Provided data:
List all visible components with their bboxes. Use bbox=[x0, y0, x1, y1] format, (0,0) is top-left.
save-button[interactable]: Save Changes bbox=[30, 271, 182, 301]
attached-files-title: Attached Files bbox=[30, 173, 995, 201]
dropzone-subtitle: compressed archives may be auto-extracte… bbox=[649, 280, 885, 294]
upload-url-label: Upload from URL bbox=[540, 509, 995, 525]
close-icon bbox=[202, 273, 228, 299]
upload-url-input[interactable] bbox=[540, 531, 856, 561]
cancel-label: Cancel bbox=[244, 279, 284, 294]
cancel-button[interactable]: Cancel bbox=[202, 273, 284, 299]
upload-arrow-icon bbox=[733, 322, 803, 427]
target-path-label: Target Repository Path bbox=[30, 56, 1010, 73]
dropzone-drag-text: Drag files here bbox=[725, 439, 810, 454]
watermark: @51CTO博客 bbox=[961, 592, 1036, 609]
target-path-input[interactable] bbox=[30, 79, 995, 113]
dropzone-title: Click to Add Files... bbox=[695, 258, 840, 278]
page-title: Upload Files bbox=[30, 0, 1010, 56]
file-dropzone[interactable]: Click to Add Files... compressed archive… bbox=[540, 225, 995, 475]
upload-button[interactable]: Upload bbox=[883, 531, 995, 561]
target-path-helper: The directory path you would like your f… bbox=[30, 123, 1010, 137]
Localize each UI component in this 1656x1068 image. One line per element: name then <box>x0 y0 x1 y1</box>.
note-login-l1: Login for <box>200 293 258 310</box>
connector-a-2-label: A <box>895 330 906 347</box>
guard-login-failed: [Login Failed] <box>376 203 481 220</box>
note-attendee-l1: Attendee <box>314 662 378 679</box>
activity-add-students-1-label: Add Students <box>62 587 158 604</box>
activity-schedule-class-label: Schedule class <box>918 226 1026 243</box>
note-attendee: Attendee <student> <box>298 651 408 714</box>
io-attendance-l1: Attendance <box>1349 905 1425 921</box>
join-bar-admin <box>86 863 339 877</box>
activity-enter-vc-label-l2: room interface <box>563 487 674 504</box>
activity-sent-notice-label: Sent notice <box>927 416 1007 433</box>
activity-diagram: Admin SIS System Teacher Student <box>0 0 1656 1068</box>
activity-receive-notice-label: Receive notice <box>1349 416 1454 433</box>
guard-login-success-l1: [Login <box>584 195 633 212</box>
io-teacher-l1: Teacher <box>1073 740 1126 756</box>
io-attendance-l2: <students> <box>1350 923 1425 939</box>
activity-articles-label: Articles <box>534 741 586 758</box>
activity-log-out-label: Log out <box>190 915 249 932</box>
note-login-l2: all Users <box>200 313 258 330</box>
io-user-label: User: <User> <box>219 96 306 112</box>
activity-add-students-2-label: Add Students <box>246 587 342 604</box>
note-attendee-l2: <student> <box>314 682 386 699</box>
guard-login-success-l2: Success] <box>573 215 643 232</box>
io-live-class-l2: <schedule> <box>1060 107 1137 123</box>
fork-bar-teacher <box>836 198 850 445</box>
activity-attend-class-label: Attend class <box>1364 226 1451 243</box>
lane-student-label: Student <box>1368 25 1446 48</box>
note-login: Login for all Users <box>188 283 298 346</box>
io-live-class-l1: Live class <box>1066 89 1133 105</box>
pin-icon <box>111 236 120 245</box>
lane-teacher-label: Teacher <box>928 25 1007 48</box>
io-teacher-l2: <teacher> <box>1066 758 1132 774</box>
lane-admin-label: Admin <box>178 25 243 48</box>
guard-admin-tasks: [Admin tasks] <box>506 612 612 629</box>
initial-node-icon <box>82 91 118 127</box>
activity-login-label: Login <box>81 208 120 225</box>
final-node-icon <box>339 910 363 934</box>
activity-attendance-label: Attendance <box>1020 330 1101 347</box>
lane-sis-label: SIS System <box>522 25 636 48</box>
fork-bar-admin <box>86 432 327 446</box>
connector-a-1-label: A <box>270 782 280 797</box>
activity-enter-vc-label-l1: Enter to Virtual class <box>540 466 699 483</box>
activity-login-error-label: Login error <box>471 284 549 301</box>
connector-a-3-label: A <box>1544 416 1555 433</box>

Exercise:
From the listing above, pull out every line that contains the string "login", and copy each one unchanged. Letter case matters, so uppercase and lowercase letters do not match each other.

Result:
note-login-l1: Login for <box>200 293 258 310</box>
guard-login-failed: [Login Failed] <box>376 203 481 220</box>
guard-login-success-l1: [Login <box>584 195 633 212</box>
note-login-l2: all Users <box>200 313 258 330</box>
guard-login-success-l2: Success] <box>573 215 643 232</box>
note-login: Login for all Users <box>188 283 298 346</box>
activity-login-label: Login <box>81 208 120 225</box>
activity-login-error-label: Login error <box>471 284 549 301</box>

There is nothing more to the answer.